Data to use:

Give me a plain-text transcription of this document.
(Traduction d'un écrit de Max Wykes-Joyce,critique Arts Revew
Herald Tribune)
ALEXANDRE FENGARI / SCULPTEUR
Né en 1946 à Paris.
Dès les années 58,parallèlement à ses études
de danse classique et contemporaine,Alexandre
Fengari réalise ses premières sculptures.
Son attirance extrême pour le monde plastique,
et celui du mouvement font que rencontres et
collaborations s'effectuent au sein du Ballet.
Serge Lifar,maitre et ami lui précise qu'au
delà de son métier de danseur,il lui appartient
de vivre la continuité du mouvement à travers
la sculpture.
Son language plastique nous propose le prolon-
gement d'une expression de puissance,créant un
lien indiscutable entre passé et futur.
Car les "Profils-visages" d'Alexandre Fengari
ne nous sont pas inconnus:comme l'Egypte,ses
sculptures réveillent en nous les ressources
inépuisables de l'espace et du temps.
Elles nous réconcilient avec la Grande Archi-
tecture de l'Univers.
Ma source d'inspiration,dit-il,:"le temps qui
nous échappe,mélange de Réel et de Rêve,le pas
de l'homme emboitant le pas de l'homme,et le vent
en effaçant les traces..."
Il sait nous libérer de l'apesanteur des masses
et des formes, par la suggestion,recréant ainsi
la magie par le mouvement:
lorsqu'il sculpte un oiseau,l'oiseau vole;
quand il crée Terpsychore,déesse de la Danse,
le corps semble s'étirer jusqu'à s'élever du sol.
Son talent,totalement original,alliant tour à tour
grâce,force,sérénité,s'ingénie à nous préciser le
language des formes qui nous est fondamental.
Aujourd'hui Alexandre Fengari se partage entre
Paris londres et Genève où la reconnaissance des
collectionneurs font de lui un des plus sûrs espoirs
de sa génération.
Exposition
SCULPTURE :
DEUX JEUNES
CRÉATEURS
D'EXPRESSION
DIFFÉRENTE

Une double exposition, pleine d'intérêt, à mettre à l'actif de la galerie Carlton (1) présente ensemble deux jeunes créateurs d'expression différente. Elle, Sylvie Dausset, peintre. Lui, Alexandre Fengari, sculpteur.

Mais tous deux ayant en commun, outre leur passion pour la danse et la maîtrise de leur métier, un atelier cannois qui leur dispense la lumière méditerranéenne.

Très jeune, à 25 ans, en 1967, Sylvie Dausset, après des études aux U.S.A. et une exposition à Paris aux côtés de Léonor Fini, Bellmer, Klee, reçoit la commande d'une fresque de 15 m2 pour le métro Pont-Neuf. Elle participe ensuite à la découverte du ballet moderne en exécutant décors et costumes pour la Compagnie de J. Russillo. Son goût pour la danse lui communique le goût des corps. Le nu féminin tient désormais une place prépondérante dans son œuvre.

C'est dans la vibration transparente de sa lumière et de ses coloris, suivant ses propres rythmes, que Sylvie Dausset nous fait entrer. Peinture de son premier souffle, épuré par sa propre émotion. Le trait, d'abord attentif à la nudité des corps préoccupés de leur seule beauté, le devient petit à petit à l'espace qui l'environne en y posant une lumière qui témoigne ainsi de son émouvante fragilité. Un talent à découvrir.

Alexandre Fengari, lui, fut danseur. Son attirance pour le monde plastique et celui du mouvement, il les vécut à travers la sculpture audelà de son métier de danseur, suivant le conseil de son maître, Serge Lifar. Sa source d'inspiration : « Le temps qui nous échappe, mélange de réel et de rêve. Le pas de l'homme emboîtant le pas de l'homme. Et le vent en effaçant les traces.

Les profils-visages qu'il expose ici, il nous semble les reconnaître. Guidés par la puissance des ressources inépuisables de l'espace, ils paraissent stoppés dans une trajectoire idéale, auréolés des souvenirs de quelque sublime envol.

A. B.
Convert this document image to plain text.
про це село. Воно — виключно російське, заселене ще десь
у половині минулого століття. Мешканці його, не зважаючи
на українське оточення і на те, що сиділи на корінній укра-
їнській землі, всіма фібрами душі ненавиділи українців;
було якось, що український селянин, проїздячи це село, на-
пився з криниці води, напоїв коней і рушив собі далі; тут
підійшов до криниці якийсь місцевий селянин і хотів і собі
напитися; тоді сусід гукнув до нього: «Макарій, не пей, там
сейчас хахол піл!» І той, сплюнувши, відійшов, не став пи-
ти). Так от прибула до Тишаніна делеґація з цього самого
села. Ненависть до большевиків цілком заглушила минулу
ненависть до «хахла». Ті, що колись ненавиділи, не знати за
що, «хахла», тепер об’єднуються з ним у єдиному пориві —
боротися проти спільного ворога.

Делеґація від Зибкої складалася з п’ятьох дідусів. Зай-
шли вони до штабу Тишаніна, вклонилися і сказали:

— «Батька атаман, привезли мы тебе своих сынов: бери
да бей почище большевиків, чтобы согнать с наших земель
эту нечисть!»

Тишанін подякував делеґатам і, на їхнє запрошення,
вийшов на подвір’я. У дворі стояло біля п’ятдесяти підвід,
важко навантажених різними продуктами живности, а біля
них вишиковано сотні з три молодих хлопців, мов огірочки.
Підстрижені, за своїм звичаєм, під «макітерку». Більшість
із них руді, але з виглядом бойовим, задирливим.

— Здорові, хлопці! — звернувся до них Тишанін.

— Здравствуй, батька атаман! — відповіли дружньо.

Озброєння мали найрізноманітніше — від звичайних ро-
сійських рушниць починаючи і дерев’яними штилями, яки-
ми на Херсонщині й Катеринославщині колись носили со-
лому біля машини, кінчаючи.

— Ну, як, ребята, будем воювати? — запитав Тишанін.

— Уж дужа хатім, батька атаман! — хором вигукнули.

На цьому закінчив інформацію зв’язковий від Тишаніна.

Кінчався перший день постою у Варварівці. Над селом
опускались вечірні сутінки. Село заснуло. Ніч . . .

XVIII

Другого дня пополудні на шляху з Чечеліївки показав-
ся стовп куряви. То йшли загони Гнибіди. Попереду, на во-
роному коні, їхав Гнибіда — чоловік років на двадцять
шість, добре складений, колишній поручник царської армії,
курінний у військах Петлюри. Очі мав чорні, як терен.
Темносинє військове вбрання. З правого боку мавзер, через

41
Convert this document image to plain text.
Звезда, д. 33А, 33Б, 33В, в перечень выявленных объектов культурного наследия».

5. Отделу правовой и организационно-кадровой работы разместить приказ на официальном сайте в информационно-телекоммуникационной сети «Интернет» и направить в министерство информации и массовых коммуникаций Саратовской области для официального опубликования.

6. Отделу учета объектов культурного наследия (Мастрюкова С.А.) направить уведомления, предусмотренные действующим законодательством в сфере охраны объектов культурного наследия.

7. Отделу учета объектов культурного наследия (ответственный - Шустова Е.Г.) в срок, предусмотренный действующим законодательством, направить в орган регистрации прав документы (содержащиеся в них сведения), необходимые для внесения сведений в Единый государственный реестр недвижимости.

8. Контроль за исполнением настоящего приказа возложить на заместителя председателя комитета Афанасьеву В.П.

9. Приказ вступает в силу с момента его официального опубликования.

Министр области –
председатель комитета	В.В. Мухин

Task directions:
Every line of the data above should be reproduced word for word.

Exercise output:
Give me a plain-text transcription of this document.
(Traduction d'un écrit de Max Wykes-Joyce,critique Arts Revew
Herald Tribune)
ALEXANDRE FENGARI / SCULPTEUR
Né en 1946 à Paris.
Dès les années 58,parallèlement à ses études
de danse classique et contemporaine,Alexandre
Fengari réalise ses premières sculptures.
Son attirance extrême pour le monde plastique,
et celui du mouvement font que rencontres et
collaborations s'effectuent au sein du Ballet.
Serge Lifar,maitre et ami lui précise qu'au
delà de son métier de danseur,il lui appartient
de vivre la continuité du mouvement à travers
la sculpture.
Son language plastique nous propose le prolon-
gement d'une expression de puissance,créant un
lien indiscutable entre passé et futur.
Car les "Profils-visages" d'Alexandre Fengari
ne nous sont pas inconnus:comme l'Egypte,ses
sculptures réveillent en nous les ressources
inépuisables de l'espace et du temps.
Elles nous réconcilient avec la Grande Archi-
tecture de l'Univers.
Ma source d'inspiration,dit-il,:"le temps qui
nous échappe,mélange de Réel et de Rêve,le pas
de l'homme emboitant le pas de l'homme,et le vent
en effaçant les traces..."
Il sait nous libérer de l'apesanteur des masses
et des formes, par la suggestion,recréant ainsi
la magie par le mouvement:
lorsqu'il sculpte un oiseau,l'oiseau vole;
quand il crée Terpsychore,déesse de la Danse,
le corps semble s'étirer jusqu'à s'élever du sol.
Son talent,totalement original,alliant tour à tour
grâce,force,sérénité,s'ingénie à nous préciser le
language des formes qui nous est fondamental.
Aujourd'hui Alexandre Fengari se partage entre
Paris londres et Genève où la reconnaissance des
collectionneurs font de lui un des plus sûrs espoirs
de sa génération.
Exposition
SCULPTURE :
DEUX JEUNES
CRÉATEURS
D'EXPRESSION
DIFFÉRENTE

Une double exposition, pleine d'intérêt, à mettre à l'actif de la galerie Carlton (1) présente ensemble deux jeunes créateurs d'expression différente. Elle, Sylvie Dausset, peintre. Lui, Alexandre Fengari, sculpteur.

Mais tous deux ayant en commun, outre leur passion pour la danse et la maîtrise de leur métier, un atelier cannois qui leur dispense la lumière méditerranéenne.

Très jeune, à 25 ans, en 1967, Sylvie Dausset, après des études aux U.S.A. et une exposition à Paris aux côtés de Léonor Fini, Bellmer, Klee, reçoit la commande d'une fresque de 15 m2 pour le métro Pont-Neuf. Elle participe ensuite à la découverte du ballet moderne en exécutant décors et costumes pour la Compagnie de J. Russillo. Son goût pour la danse lui communique le goût des corps. Le nu féminin tient désormais une place prépondérante dans son œuvre.

C'est dans la vibration transparente de sa lumière et de ses coloris, suivant ses propres rythmes, que Sylvie Dausset nous fait entrer. Peinture de son premier souffle, épuré par sa propre émotion. Le trait, d'abord attentif à la nudité des corps préoccupés de leur seule beauté, le devient petit à petit à l'espace qui l'environne en y posant une lumière qui témoigne ainsi de son émouvante fragilité. Un talent à découvrir.

Alexandre Fengari, lui, fut danseur. Son attirance pour le monde plastique et celui du mouvement, il les vécut à travers la sculpture audelà de son métier de danseur, suivant le conseil de son maître, Serge Lifar. Sa source d'inspiration : « Le temps qui nous échappe, mélange de réel et de rêve. Le pas de l'homme emboîtant le pas de l'homme. Et le vent en effaçant les traces.

Les profils-visages qu'il expose ici, il nous semble les reconnaître. Guidés par la puissance des ressources inépuisables de l'espace, ils paraissent stoppés dans une trajectoire idéale, auréolés des souvenirs de quelque sublime envol.

A. B.
Convert this document image to plain text.
про це село. Воно — виключно російське, заселене ще десь
у половині минулого століття. Мешканці його, не зважаючи
на українське оточення і на те, що сиділи на корінній укра-
їнській землі, всіма фібрами душі ненавиділи українців;
було якось, що український селянин, проїздячи це село, на-
пився з криниці води, напоїв коней і рушив собі далі; тут
підійшов до криниці якийсь місцевий селянин і хотів і собі
напитися; тоді сусід гукнув до нього: «Макарій, не пей, там
сейчас хахол піл!» І той, сплюнувши, відійшов, не став пи-
ти). Так от прибула до Тишаніна делеґація з цього самого
села. Ненависть до большевиків цілком заглушила минулу
ненависть до «хахла». Ті, що колись ненавиділи, не знати за
що, «хахла», тепер об’єднуються з ним у єдиному пориві —
боротися проти спільного ворога.

Делеґація від Зибкої складалася з п’ятьох дідусів. Зай-
шли вони до штабу Тишаніна, вклонилися і сказали:

— «Батька атаман, привезли мы тебе своих сынов: бери
да бей почище большевиків, чтобы согнать с наших земель
эту нечисть!»

Тишанін подякував делеґатам і, на їхнє запрошення,
вийшов на подвір’я. У дворі стояло біля п’ятдесяти підвід,
важко навантажених різними продуктами живности, а біля
них вишиковано сотні з три молодих хлопців, мов огірочки.
Підстрижені, за своїм звичаєм, під «макітерку». Більшість
із них руді, але з виглядом бойовим, задирливим.

— Здорові, хлопці! — звернувся до них Тишанін.

— Здравствуй, батька атаман! — відповіли дружньо.

Озброєння мали найрізноманітніше — від звичайних ро-
сійських рушниць починаючи і дерев’яними штилями, яки-
ми на Херсонщині й Катеринославщині колись носили со-
лому біля машини, кінчаючи.

— Ну, як, ребята, будем воювати? — запитав Тишанін.

— Уж дужа хатім, батька атаман! — хором вигукнули.

На цьому закінчив інформацію зв’язковий від Тишаніна.

Кінчався перший день постою у Варварівці. Над селом
опускались вечірні сутінки. Село заснуло. Ніч . . .

XVIII

Другого дня пополудні на шляху з Чечеліївки показав-
ся стовп куряви. То йшли загони Гнибіди. Попереду, на во-
роному коні, їхав Гнибіда — чоловік років на двадцять
шість, добре складений, колишній поручник царської армії,
курінний у військах Петлюри. Очі мав чорні, як терен.
Темносинє військове вбрання. З правого боку мавзер, через

41
Convert this document image to plain text.
Звезда, д. 33А, 33Б, 33В, в перечень выявленных объектов культурного наследия».

5. Отделу правовой и организационно-кадровой работы разместить приказ на официальном сайте в информационно-телекоммуникационной сети «Интернет» и направить в министерство информации и массовых коммуникаций Саратовской области для официального опубликования.

6. Отделу учета объектов культурного наследия (Мастрюкова С.А.) направить уведомления, предусмотренные действующим законодательством в сфере охраны объектов культурного наследия.

7. Отделу учета объектов культурного наследия (ответственный - Шустова Е.Г.) в срок, предусмотренный действующим законодательством, направить в орган регистрации прав документы (содержащиеся в них сведения), необходимые для внесения сведений в Единый государственный реестр недвижимости.

8. Контроль за исполнением настоящего приказа возложить на заместителя председателя комитета Афанасьеву В.П.

9. Приказ вступает в силу с момента его официального опубликования.

Министр области –
председатель комитета	В.В. Мухин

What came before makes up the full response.